## Raw records
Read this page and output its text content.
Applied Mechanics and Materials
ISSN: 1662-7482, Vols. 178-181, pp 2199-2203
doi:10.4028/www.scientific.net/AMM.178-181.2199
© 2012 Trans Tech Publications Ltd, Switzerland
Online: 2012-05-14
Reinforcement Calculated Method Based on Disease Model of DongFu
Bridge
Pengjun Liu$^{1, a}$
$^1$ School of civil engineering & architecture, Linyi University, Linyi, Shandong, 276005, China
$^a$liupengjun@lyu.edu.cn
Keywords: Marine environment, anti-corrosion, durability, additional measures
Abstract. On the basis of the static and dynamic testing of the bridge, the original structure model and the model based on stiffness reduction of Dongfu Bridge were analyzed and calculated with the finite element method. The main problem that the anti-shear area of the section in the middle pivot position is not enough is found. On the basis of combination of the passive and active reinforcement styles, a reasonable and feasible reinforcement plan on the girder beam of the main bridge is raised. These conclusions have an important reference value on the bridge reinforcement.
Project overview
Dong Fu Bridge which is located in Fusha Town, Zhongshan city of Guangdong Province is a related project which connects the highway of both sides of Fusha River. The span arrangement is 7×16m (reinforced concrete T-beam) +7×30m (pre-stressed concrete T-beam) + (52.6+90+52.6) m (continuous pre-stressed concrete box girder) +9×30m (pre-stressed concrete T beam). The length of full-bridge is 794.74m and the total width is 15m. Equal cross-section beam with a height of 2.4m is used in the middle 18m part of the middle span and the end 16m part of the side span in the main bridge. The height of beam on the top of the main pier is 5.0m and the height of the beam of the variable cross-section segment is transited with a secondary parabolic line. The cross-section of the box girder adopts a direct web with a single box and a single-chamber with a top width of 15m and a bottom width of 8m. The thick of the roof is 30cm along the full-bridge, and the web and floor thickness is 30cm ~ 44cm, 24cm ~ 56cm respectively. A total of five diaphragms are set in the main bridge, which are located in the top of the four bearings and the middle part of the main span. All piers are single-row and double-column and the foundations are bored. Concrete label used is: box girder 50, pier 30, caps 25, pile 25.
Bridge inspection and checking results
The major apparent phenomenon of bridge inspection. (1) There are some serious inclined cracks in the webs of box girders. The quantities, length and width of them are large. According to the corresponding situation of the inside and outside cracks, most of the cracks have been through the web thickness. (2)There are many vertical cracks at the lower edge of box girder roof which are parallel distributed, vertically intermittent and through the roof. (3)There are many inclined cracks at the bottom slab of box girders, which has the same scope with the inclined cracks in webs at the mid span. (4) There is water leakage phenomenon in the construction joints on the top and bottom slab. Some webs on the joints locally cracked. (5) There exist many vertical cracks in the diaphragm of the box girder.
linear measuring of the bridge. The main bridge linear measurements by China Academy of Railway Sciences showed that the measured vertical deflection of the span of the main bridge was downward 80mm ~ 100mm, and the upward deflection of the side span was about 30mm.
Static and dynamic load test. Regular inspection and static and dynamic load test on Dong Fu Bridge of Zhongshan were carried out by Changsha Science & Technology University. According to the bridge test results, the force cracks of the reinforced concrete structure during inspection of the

## Exercise directions
Repeat all entries. Match them exactly.

## Solved exercise
Read this page and output its text content.
Applied Mechanics and Materials
ISSN: 1662-7482, Vols. 178-181, pp 2199-2203
doi:10.4028/www.scientific.net/AMM.178-181.2199
© 2012 Trans Tech Publications Ltd, Switzerland
Online: 2012-05-14
Reinforcement Calculated Method Based on Disease Model of DongFu
Bridge
Pengjun Liu$^{1, a}$
$^1$ School of civil engineering & architecture, Linyi University, Linyi, Shandong, 276005, China
$^a$liupengjun@lyu.edu.cn
Keywords: Marine environment, anti-corrosion, durability, additional measures
Abstract. On the basis of the static and dynamic testing of the bridge, the original structure model and the model based on stiffness reduction of Dongfu Bridge were analyzed and calculated with the finite element method. The main problem that the anti-shear area of the section in the middle pivot position is not enough is found. On the basis of combination of the passive and active reinforcement styles, a reasonable and feasible reinforcement plan on the girder beam of the main bridge is raised. These conclusions have an important reference value on the bridge reinforcement.
Project overview
Dong Fu Bridge which is located in Fusha Town, Zhongshan city of Guangdong Province is a related project which connects the highway of both sides of Fusha River. The span arrangement is 7×16m (reinforced concrete T-beam) +7×30m (pre-stressed concrete T-beam) + (52.6+90+52.6) m (continuous pre-stressed concrete box girder) +9×30m (pre-stressed concrete T beam). The length of full-bridge is 794.74m and the total width is 15m. Equal cross-section beam with a height of 2.4m is used in the middle 18m part of the middle span and the end 16m part of the side span in the main bridge. The height of beam on the top of the main pier is 5.0m and the height of the beam of the variable cross-section segment is transited with a secondary parabolic line. The cross-section of the box girder adopts a direct web with a single box and a single-chamber with a top width of 15m and a bottom width of 8m. The thick of the roof is 30cm along the full-bridge, and the web and floor thickness is 30cm ~ 44cm, 24cm ~ 56cm respectively. A total of five diaphragms are set in the main bridge, which are located in the top of the four bearings and the middle part of the main span. All piers are single-row and double-column and the foundations are bored. Concrete label used is: box girder 50, pier 30, caps 25, pile 25.
Bridge inspection and checking results
The major apparent phenomenon of bridge inspection. (1) There are some serious inclined cracks in the webs of box girders. The quantities, length and width of them are large. According to the corresponding situation of the inside and outside cracks, most of the cracks have been through the web thickness. (2)There are many vertical cracks at the lower edge of box girder roof which are parallel distributed, vertically intermittent and through the roof. (3)There are many inclined cracks at the bottom slab of box girders, which has the same scope with the inclined cracks in webs at the mid span. (4) There is water leakage phenomenon in the construction joints on the top and bottom slab. Some webs on the joints locally cracked. (5) There exist many vertical cracks in the diaphragm of the box girder.
linear measuring of the bridge. The main bridge linear measurements by China Academy of Railway Sciences showed that the measured vertical deflection of the span of the main bridge was downward 80mm ~ 100mm, and the upward deflection of the side span was about 30mm.
Static and dynamic load test. Regular inspection and static and dynamic load test on Dong Fu Bridge of Zhongshan were carried out by Changsha Science & Technology University. According to the bridge test results, the force cracks of the reinforced concrete structure during inspection of the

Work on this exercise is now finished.